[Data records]
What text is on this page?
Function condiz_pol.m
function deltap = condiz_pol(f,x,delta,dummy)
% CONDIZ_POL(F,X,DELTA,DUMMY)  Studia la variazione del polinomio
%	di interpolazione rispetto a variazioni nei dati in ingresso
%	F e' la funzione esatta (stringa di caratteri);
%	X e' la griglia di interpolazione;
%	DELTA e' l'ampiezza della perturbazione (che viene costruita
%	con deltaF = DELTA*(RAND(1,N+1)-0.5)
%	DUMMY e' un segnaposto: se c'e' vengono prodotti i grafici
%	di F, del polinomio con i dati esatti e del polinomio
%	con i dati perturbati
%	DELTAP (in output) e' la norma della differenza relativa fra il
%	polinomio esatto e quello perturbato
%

→ **Direction**:
Each entry above is to be printed again exactly.

→ **Written answer**:
What text is on this page?
Function condiz_pol.m
function deltap = condiz_pol(f,x,delta,dummy)
% CONDIZ_POL(F,X,DELTA,DUMMY)  Studia la variazione del polinomio
%	di interpolazione rispetto a variazioni nei dati in ingresso
%	F e' la funzione esatta (stringa di caratteri);
%	X e' la griglia di interpolazione;
%	DELTA e' l'ampiezza della perturbazione (che viene costruita
%	con deltaF = DELTA*(RAND(1,N+1)-0.5)
%	DUMMY e' un segnaposto: se c'e' vengono prodotti i grafici
%	di F, del polinomio con i dati esatti e del polinomio
%	con i dati perturbati
%	DELTAP (in output) e' la norma della differenza relativa fra il
%	polinomio esatto e quello perturbato
%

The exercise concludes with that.